Show each line that has the string "RHESSI" in it.

--- start of Given information ---

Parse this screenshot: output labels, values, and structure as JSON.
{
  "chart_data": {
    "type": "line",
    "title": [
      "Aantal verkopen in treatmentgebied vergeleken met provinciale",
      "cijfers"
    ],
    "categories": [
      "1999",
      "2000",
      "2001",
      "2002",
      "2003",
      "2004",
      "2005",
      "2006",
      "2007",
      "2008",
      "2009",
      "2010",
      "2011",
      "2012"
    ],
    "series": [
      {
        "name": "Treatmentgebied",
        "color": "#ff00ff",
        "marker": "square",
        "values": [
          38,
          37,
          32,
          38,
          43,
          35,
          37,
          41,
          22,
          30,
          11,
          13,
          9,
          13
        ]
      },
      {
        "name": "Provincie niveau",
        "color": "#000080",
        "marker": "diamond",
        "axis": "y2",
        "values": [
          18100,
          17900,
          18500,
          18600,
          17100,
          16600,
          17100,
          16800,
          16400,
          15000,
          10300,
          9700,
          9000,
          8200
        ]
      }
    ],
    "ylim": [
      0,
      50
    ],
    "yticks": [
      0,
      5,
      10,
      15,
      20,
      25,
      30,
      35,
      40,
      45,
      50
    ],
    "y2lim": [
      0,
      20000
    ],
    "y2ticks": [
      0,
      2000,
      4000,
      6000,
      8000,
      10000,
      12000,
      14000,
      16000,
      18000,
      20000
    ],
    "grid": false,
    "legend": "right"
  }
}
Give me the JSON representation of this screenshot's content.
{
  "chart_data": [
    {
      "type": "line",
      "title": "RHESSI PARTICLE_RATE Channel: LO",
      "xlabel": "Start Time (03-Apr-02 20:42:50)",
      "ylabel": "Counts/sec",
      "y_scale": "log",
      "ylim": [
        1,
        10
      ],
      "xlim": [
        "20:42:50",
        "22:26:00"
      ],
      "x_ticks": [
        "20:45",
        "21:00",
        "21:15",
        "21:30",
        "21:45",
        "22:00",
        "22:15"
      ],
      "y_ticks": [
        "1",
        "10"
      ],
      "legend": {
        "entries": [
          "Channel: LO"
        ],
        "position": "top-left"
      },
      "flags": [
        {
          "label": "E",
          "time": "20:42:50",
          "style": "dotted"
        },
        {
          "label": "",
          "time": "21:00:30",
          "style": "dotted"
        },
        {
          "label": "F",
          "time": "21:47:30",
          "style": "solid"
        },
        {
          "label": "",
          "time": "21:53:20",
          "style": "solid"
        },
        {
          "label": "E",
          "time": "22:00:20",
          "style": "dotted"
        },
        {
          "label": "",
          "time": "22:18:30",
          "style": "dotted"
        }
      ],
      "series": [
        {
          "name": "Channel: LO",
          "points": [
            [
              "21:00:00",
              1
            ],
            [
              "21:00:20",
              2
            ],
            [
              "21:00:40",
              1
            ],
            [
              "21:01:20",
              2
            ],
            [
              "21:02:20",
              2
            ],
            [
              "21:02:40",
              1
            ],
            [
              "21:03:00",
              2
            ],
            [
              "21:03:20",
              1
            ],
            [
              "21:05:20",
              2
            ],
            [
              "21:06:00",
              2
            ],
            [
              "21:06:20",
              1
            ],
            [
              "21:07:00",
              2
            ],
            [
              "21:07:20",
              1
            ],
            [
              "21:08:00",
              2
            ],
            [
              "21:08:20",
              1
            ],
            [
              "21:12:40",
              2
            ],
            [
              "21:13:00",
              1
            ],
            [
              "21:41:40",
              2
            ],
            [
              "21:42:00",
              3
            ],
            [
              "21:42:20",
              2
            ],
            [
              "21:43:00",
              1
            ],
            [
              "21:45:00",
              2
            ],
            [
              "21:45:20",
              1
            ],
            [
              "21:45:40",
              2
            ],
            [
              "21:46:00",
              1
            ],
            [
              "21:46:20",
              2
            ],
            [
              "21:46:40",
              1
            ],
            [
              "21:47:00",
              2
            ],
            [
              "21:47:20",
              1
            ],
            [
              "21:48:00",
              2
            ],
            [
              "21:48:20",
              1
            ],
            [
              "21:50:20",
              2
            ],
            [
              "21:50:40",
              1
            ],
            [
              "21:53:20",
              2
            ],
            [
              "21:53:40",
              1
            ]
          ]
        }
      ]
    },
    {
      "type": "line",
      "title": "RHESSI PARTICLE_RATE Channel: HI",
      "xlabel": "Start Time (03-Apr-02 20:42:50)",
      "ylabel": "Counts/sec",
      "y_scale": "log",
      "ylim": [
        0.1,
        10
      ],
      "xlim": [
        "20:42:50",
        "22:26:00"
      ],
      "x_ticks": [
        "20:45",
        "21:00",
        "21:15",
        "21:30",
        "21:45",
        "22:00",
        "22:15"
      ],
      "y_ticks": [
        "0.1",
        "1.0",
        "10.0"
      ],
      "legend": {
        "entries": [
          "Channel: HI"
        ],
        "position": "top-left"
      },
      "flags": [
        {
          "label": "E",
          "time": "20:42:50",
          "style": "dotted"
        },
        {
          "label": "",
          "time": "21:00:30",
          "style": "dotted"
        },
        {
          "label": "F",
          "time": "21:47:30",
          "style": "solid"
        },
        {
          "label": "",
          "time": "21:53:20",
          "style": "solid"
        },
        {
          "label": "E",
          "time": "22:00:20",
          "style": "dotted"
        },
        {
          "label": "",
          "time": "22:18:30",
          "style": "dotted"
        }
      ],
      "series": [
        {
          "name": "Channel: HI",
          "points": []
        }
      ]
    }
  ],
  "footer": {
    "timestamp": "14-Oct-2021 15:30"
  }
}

--- end of Given information ---

Result:
      "title": "RHESSI PARTICLE_RATE Channel: LO",
      "title": "RHESSI PARTICLE_RATE Channel: HI",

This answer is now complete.